Listed records:

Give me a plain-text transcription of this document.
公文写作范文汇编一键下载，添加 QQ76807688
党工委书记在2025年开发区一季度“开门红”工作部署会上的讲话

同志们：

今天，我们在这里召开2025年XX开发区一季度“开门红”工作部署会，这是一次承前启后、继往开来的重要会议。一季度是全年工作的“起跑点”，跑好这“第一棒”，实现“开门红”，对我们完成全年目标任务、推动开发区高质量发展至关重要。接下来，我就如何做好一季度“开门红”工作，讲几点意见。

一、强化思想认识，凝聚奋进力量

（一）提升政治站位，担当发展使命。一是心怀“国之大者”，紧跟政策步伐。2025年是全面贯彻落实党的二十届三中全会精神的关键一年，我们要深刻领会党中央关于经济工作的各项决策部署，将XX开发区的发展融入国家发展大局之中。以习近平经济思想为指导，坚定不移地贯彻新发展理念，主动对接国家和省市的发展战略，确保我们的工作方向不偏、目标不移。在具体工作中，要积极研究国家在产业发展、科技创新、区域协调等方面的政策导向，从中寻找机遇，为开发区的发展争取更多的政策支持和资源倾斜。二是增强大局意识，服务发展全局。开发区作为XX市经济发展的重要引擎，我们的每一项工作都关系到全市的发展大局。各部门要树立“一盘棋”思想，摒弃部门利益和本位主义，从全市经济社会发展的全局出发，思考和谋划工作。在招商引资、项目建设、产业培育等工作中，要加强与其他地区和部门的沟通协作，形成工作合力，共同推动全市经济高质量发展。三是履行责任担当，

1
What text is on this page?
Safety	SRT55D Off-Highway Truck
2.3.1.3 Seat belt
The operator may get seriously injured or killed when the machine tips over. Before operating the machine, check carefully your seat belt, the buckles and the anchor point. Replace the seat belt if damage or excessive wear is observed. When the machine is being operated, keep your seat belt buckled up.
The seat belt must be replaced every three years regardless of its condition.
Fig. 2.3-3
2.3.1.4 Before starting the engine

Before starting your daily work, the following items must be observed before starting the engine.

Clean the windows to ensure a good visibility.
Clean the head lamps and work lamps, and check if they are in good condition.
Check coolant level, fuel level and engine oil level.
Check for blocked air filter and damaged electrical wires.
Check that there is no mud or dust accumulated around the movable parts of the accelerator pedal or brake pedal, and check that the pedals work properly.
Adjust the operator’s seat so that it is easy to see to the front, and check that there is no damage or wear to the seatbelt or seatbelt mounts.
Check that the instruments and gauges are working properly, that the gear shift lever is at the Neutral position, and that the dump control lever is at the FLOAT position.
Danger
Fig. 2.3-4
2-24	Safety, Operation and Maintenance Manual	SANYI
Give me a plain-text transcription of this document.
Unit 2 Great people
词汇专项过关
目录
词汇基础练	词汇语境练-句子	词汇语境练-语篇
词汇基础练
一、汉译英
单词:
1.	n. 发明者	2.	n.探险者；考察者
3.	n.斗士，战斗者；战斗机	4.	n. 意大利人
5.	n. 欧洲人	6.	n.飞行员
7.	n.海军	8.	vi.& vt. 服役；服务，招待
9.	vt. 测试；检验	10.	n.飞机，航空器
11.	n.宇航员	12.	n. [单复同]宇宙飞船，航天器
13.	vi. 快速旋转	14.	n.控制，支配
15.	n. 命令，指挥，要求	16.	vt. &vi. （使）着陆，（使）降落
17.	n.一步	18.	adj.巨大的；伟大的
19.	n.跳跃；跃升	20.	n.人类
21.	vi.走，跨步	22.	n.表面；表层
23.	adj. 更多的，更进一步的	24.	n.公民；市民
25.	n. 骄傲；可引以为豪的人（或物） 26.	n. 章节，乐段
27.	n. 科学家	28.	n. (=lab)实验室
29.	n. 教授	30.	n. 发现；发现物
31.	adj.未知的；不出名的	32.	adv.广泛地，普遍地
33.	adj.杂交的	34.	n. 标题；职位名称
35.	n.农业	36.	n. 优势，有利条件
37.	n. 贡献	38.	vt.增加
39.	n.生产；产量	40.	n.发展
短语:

Task goal: Return each line among the entries that holds the word "Safety".

Expected output:
Safety	SRT55D Off-Highway Truck
2-24	Safety, Operation and Maintenance Manual	SANYI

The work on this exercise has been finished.